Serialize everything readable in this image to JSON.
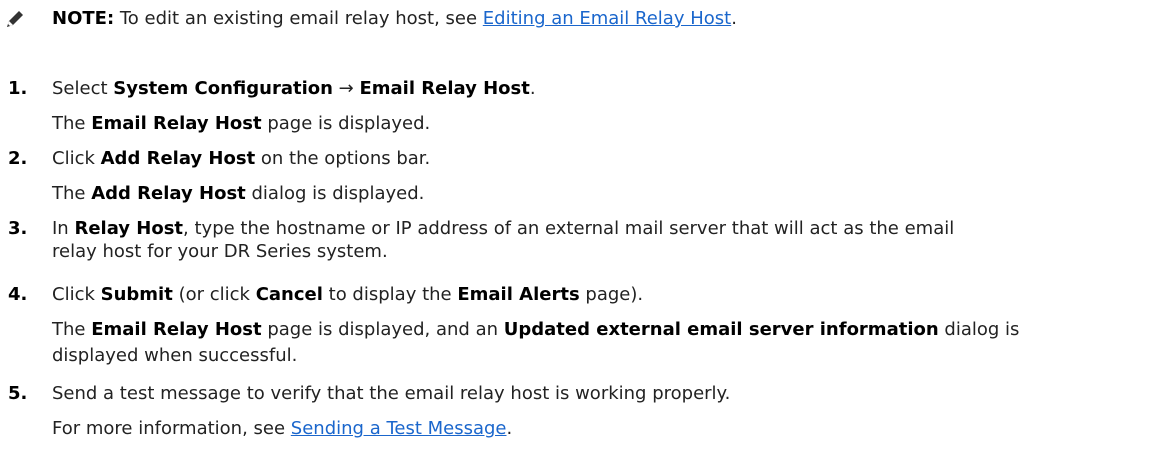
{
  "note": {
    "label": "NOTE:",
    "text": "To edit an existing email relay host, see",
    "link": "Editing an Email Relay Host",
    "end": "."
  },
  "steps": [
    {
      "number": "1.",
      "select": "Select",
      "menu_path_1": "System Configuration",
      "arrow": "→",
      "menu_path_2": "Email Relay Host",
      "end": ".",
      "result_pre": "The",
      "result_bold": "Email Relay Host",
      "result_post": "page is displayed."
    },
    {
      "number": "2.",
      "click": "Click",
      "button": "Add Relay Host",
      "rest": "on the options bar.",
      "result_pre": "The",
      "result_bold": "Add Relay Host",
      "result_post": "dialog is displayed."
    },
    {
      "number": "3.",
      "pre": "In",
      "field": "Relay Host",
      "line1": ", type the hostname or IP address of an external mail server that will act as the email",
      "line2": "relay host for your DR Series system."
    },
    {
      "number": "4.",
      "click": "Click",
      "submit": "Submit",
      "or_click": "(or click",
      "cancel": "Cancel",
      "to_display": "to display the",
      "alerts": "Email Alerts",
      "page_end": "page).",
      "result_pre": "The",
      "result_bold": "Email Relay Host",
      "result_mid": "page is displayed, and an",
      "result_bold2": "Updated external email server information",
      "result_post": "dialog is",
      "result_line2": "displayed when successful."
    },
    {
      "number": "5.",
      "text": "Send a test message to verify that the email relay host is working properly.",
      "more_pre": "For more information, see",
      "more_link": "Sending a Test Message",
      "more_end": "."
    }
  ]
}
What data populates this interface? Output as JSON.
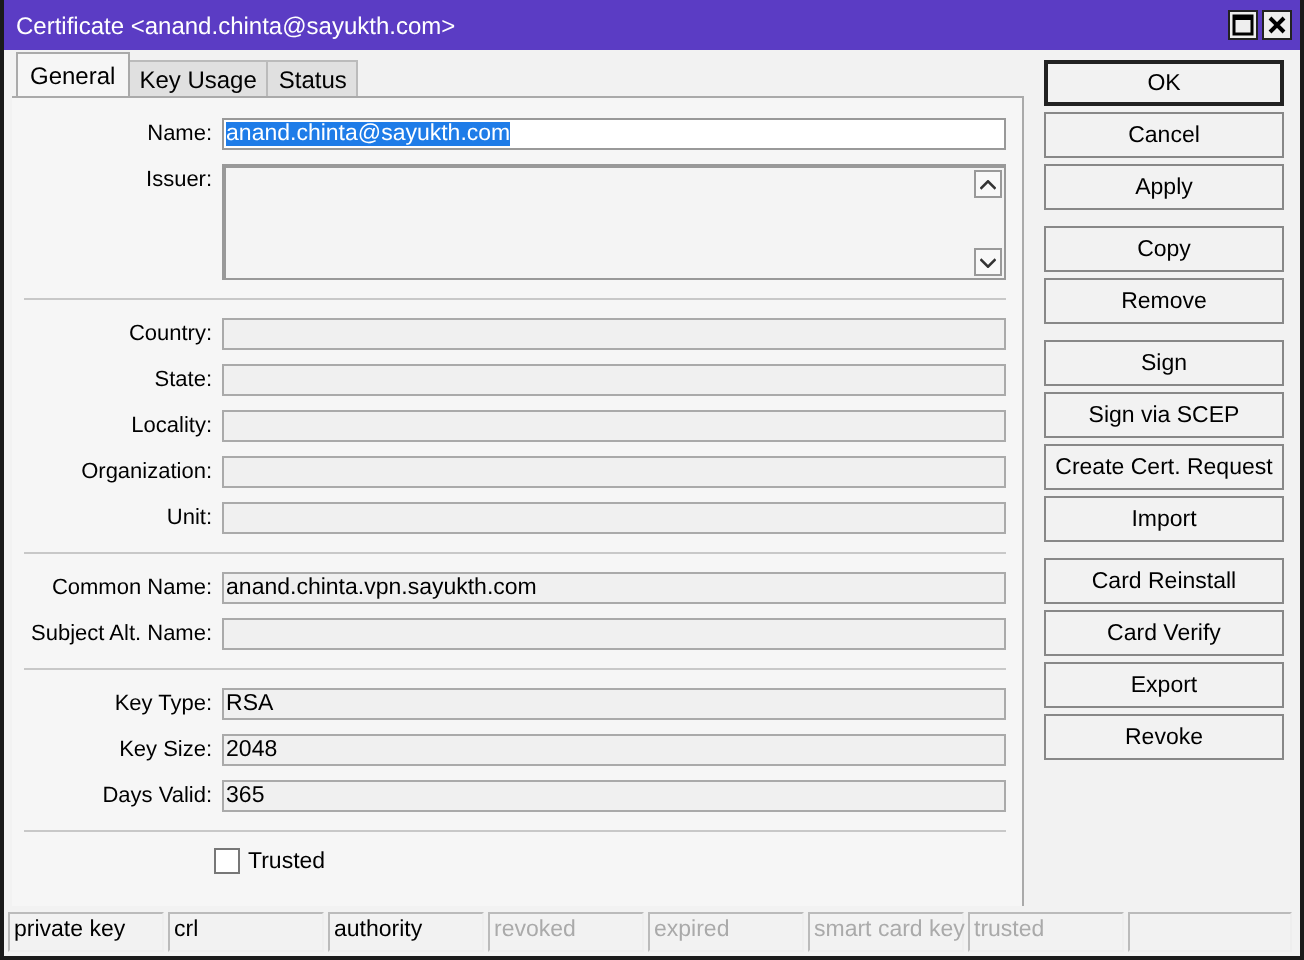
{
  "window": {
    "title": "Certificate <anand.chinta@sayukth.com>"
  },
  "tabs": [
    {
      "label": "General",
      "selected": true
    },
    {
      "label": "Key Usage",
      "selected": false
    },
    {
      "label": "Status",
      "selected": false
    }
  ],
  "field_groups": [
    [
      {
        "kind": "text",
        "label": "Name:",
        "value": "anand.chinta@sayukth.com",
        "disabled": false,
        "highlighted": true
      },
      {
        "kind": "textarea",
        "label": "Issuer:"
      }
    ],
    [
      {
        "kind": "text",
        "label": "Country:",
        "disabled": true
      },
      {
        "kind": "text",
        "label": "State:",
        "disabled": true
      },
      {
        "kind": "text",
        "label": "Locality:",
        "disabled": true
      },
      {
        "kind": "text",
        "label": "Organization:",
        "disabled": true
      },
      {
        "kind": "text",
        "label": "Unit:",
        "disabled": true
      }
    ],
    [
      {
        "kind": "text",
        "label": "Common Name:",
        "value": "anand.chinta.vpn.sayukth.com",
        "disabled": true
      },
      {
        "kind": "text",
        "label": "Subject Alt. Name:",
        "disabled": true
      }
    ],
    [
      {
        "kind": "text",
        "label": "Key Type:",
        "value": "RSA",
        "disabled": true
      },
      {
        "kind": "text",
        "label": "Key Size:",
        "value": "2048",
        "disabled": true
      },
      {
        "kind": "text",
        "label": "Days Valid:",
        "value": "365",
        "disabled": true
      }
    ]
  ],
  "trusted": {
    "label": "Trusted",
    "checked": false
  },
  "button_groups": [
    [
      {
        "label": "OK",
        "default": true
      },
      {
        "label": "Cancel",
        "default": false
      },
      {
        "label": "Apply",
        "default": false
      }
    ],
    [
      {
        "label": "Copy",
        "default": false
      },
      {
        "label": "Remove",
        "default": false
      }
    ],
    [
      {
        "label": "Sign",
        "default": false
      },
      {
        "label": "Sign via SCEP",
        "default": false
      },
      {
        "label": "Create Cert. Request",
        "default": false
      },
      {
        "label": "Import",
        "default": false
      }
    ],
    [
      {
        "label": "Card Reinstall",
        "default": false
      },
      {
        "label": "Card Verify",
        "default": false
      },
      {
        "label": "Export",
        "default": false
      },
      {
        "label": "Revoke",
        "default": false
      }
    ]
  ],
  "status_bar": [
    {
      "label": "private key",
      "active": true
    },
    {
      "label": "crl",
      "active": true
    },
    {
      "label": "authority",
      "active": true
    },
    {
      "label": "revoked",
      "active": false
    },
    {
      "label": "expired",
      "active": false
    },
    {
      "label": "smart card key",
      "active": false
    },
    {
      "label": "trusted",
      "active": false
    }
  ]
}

--- STATED PROBLEM ---
Without including any pictures, print each record exactly.

--- PROBLEM SOLUTION ---
Serialize everything readable in this image to JSON.
{
  "note": {
    "label": "NOTE:",
    "text": "To edit an existing email relay host, see",
    "link": "Editing an Email Relay Host",
    "end": "."
  },
  "steps": [
    {
      "number": "1.",
      "select": "Select",
      "menu_path_1": "System Configuration",
      "arrow": "→",
      "menu_path_2": "Email Relay Host",
      "end": ".",
      "result_pre": "The",
      "result_bold": "Email Relay Host",
      "result_post": "page is displayed."
    },
    {
      "number": "2.",
      "click": "Click",
      "button": "Add Relay Host",
      "rest": "on the options bar.",
      "result_pre": "The",
      "result_bold": "Add Relay Host",
      "result_post": "dialog is displayed."
    },
    {
      "number": "3.",
      "pre": "In",
      "field": "Relay Host",
      "line1": ", type the hostname or IP address of an external mail server that will act as the email",
      "line2": "relay host for your DR Series system."
    },
    {
      "number": "4.",
      "click": "Click",
      "submit": "Submit",
      "or_click": "(or click",
      "cancel": "Cancel",
      "to_display": "to display the",
      "alerts": "Email Alerts",
      "page_end": "page).",
      "result_pre": "The",
      "result_bold": "Email Relay Host",
      "result_mid": "page is displayed, and an",
      "result_bold2": "Updated external email server information",
      "result_post": "dialog is",
      "result_line2": "displayed when successful."
    },
    {
      "number": "5.",
      "text": "Send a test message to verify that the email relay host is working properly.",
      "more_pre": "For more information, see",
      "more_link": "Sending a Test Message",
      "more_end": "."
    }
  ]
}
What data populates this interface? Output as JSON.
{
  "window": {
    "title": "Certificate <anand.chinta@sayukth.com>"
  },
  "tabs": [
    {
      "label": "General",
      "selected": true
    },
    {
      "label": "Key Usage",
      "selected": false
    },
    {
      "label": "Status",
      "selected": false
    }
  ],
  "field_groups": [
    [
      {
        "kind": "text",
        "label": "Name:",
        "value": "anand.chinta@sayukth.com",
        "disabled": false,
        "highlighted": true
      },
      {
        "kind": "textarea",
        "label": "Issuer:"
      }
    ],
    [
      {
        "kind": "text",
        "label": "Country:",
        "disabled": true
      },
      {
        "kind": "text",
        "label": "State:",
        "disabled": true
      },
      {
        "kind": "text",
        "label": "Locality:",
        "disabled": true
      },
      {
        "kind": "text",
        "label": "Organization:",
        "disabled": true
      },
      {
        "kind": "text",
        "label": "Unit:",
        "disabled": true
      }
    ],
    [
      {
        "kind": "text",
        "label": "Common Name:",
        "value": "anand.chinta.vpn.sayukth.com",
        "disabled": true
      },
      {
        "kind": "text",
        "label": "Subject Alt. Name:",
        "disabled": true
      }
    ],
    [
      {
        "kind": "text",
        "label": "Key Type:",
        "value": "RSA",
        "disabled": true
      },
      {
        "kind": "text",
        "label": "Key Size:",
        "value": "2048",
        "disabled": true
      },
      {
        "kind": "text",
        "label": "Days Valid:",
        "value": "365",
        "disabled": true
      }
    ]
  ],
  "trusted": {
    "label": "Trusted",
    "checked": false
  },
  "button_groups": [
    [
      {
        "label": "OK",
        "default": true
      },
      {
        "label": "Cancel",
        "default": false
      },
      {
        "label": "Apply",
        "default": false
      }
    ],
    [
      {
        "label": "Copy",
        "default": false
      },
      {
        "label": "Remove",
        "default": false
      }
    ],
    [
      {
        "label": "Sign",
        "default": false
      },
      {
        "label": "Sign via SCEP",
        "default": false
      },
      {
        "label": "Create Cert. Request",
        "default": false
      },
      {
        "label": "Import",
        "default": false
      }
    ],
    [
      {
        "label": "Card Reinstall",
        "default": false
      },
      {
        "label": "Card Verify",
        "default": false
      },
      {
        "label": "Export",
        "default": false
      },
      {
        "label": "Revoke",
        "default": false
      }
    ]
  ],
  "status_bar": [
    {
      "label": "private key",
      "active": true
    },
    {
      "label": "crl",
      "active": true
    },
    {
      "label": "authority",
      "active": true
    },
    {
      "label": "revoked",
      "active": false
    },
    {
      "label": "expired",
      "active": false
    },
    {
      "label": "smart card key",
      "active": false
    },
    {
      "label": "trusted",
      "active": false
    }
  ]
}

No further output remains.